= RECORDS TO USE =

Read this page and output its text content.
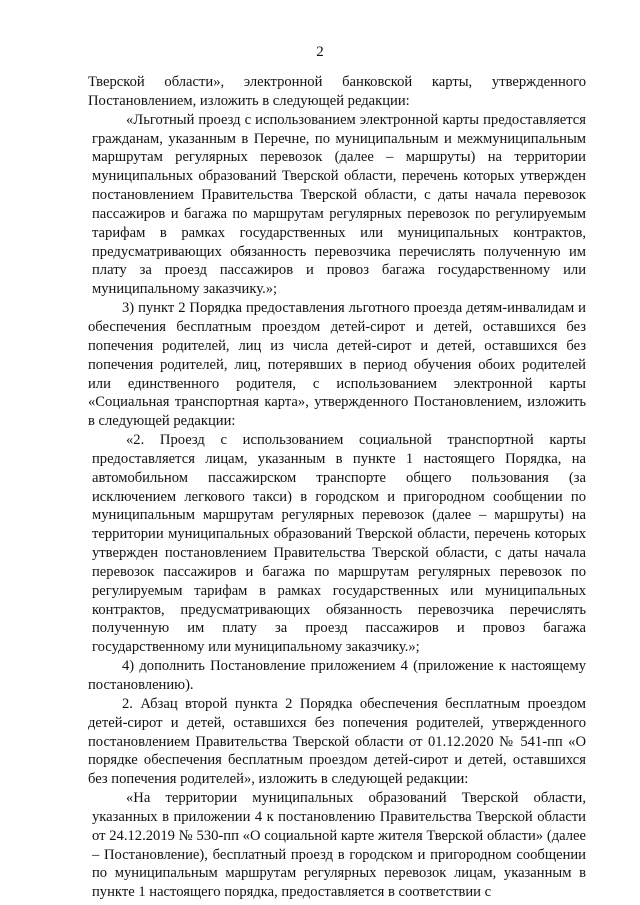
2

Тверской области», электронной банковской карты, утвержденного Постановлением, изложить в следующей редакции:

«Льготный проезд с использованием электронной карты предоставляется гражданам, указанным в Перечне, по муниципальным и межмуниципальным маршрутам регулярных перевозок (далее – маршруты) на территории муниципальных образований Тверской области, перечень которых утвержден постановлением Правительства Тверской области, с даты начала перевозок пассажиров и багажа по маршрутам регулярных перевозок по регулируемым тарифам в рамках государственных или муниципальных контрактов, предусматривающих обязанность перевозчика перечислять полученную им плату за проезд пассажиров и провоз багажа государственному или муниципальному заказчику.»;

3) пункт 2 Порядка предоставления льготного проезда детям-инвалидам и обеспечения бесплатным проездом детей-сирот и детей, оставшихся без попечения родителей, лиц из числа детей-сирот и детей, оставшихся без попечения родителей, лиц, потерявших в период обучения обоих родителей или единственного родителя, с использованием электронной карты «Социальная транспортная карта», утвержденного Постановлением, изложить в следующей редакции:

«2. Проезд с использованием социальной транспортной карты предоставляется лицам, указанным в пункте 1 настоящего Порядка, на автомобильном пассажирском транспорте общего пользования (за исключением легкового такси) в городском и пригородном сообщении по муниципальным маршрутам регулярных перевозок (далее – маршруты) на территории муниципальных образований Тверской области, перечень которых утвержден постановлением Правительства Тверской области, с даты начала перевозок пассажиров и багажа по маршрутам регулярных перевозок по регулируемым тарифам в рамках государственных или муниципальных контрактов, предусматривающих обязанность перевозчика перечислять полученную им плату за проезд пассажиров и провоз багажа государственному или муниципальному заказчику.»;

4) дополнить Постановление приложением 4 (приложение к настоящему постановлению).

2. Абзац второй пункта 2 Порядка обеспечения бесплатным проездом детей-сирот и детей, оставшихся без попечения родителей, утвержденного постановлением Правительства Тверской области от 01.12.2020 № 541-пп «О порядке обеспечения бесплатным проездом детей-сирот и детей, оставшихся без попечения родителей», изложить в следующей редакции:

«На территории муниципальных образований Тверской области, указанных в приложении 4 к постановлению Правительства Тверской области от 24.12.2019 № 530-пп «О социальной карте жителя Тверской области» (далее – Постановление), бесплатный проезд в городском и пригородном сообщении по муниципальным маршрутам регулярных перевозок лицам, указанным в пункте 1 настоящего порядка, предоставляется в соответствии с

= STATED TASK =
Each line above is to be copied verbatim. Drop any image from the copy.

= FINISHED TASK =
Read this page and output its text content.
2

Тверской области», электронной банковской карты, утвержденного Постановлением, изложить в следующей редакции:

«Льготный проезд с использованием электронной карты предоставляется гражданам, указанным в Перечне, по муниципальным и межмуниципальным маршрутам регулярных перевозок (далее – маршруты) на территории муниципальных образований Тверской области, перечень которых утвержден постановлением Правительства Тверской области, с даты начала перевозок пассажиров и багажа по маршрутам регулярных перевозок по регулируемым тарифам в рамках государственных или муниципальных контрактов, предусматривающих обязанность перевозчика перечислять полученную им плату за проезд пассажиров и провоз багажа государственному или муниципальному заказчику.»;

3) пункт 2 Порядка предоставления льготного проезда детям-инвалидам и обеспечения бесплатным проездом детей-сирот и детей, оставшихся без попечения родителей, лиц из числа детей-сирот и детей, оставшихся без попечения родителей, лиц, потерявших в период обучения обоих родителей или единственного родителя, с использованием электронной карты «Социальная транспортная карта», утвержденного Постановлением, изложить в следующей редакции:

«2. Проезд с использованием социальной транспортной карты предоставляется лицам, указанным в пункте 1 настоящего Порядка, на автомобильном пассажирском транспорте общего пользования (за исключением легкового такси) в городском и пригородном сообщении по муниципальным маршрутам регулярных перевозок (далее – маршруты) на территории муниципальных образований Тверской области, перечень которых утвержден постановлением Правительства Тверской области, с даты начала перевозок пассажиров и багажа по маршрутам регулярных перевозок по регулируемым тарифам в рамках государственных или муниципальных контрактов, предусматривающих обязанность перевозчика перечислять полученную им плату за проезд пассажиров и провоз багажа государственному или муниципальному заказчику.»;

4) дополнить Постановление приложением 4 (приложение к настоящему постановлению).

2. Абзац второй пункта 2 Порядка обеспечения бесплатным проездом детей-сирот и детей, оставшихся без попечения родителей, утвержденного постановлением Правительства Тверской области от 01.12.2020 № 541-пп «О порядке обеспечения бесплатным проездом детей-сирот и детей, оставшихся без попечения родителей», изложить в следующей редакции:

«На территории муниципальных образований Тверской области, указанных в приложении 4 к постановлению Правительства Тверской области от 24.12.2019 № 530-пп «О социальной карте жителя Тверской области» (далее – Постановление), бесплатный проезд в городском и пригородном сообщении по муниципальным маршрутам регулярных перевозок лицам, указанным в пункте 1 настоящего порядка, предоставляется в соответствии с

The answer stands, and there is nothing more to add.